Scan the lines below for the word "their". Copy each line you find it in.

Listed entries:
=-=-=-=-=

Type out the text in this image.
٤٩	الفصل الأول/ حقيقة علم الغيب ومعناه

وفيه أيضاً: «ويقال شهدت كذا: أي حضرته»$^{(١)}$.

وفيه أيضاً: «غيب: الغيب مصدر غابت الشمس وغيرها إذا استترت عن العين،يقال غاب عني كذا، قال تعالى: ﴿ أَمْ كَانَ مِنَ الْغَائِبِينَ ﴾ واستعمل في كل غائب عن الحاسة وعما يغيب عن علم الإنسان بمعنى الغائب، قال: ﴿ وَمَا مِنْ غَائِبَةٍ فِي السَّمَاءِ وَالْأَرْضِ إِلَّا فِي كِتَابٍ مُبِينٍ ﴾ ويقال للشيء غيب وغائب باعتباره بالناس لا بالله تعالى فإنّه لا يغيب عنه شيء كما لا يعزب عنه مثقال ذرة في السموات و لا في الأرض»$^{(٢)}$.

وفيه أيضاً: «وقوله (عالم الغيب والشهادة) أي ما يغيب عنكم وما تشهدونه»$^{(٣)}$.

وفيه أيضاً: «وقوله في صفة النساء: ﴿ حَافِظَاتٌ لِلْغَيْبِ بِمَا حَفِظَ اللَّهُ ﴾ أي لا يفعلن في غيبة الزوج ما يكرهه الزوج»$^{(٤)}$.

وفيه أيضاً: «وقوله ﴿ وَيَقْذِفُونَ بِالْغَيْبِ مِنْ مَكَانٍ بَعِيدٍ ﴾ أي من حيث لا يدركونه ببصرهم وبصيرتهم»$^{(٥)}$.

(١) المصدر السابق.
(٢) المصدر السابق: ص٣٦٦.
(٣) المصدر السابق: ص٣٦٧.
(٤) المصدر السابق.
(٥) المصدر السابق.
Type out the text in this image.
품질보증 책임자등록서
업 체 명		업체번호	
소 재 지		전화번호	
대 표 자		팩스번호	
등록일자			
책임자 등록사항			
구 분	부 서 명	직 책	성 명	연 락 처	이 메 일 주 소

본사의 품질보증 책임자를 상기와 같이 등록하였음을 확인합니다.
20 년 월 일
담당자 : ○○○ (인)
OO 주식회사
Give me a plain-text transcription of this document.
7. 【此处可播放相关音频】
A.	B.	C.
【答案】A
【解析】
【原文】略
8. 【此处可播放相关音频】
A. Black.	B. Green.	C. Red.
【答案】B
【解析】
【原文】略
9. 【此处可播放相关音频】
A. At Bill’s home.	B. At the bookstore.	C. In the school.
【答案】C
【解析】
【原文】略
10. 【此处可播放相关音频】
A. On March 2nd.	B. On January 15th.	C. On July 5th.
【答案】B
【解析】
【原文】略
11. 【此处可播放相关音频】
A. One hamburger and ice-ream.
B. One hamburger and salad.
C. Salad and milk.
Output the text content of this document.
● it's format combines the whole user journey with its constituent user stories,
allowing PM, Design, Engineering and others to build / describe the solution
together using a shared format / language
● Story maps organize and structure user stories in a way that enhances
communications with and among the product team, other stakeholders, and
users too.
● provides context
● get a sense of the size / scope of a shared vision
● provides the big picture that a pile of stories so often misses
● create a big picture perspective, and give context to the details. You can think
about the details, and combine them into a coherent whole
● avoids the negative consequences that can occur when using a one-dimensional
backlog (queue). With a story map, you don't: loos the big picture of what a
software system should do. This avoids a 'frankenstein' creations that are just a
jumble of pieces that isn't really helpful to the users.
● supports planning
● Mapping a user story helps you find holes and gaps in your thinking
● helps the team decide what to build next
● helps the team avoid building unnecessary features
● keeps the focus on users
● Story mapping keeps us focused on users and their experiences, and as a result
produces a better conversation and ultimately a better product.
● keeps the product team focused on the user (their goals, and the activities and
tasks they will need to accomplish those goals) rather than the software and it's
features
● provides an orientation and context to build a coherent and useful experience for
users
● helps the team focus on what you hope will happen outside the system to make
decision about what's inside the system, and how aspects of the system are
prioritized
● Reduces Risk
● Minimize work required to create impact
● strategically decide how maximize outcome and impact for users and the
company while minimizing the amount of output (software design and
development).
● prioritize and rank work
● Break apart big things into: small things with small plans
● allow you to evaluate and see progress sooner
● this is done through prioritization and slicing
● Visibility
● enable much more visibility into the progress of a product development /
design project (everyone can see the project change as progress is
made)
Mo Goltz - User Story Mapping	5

=-=-=-=-=

Result:
● Story mapping keeps us focused on users and their experiences, and as a result
● keeps the product team focused on the user (their goals, and the activities and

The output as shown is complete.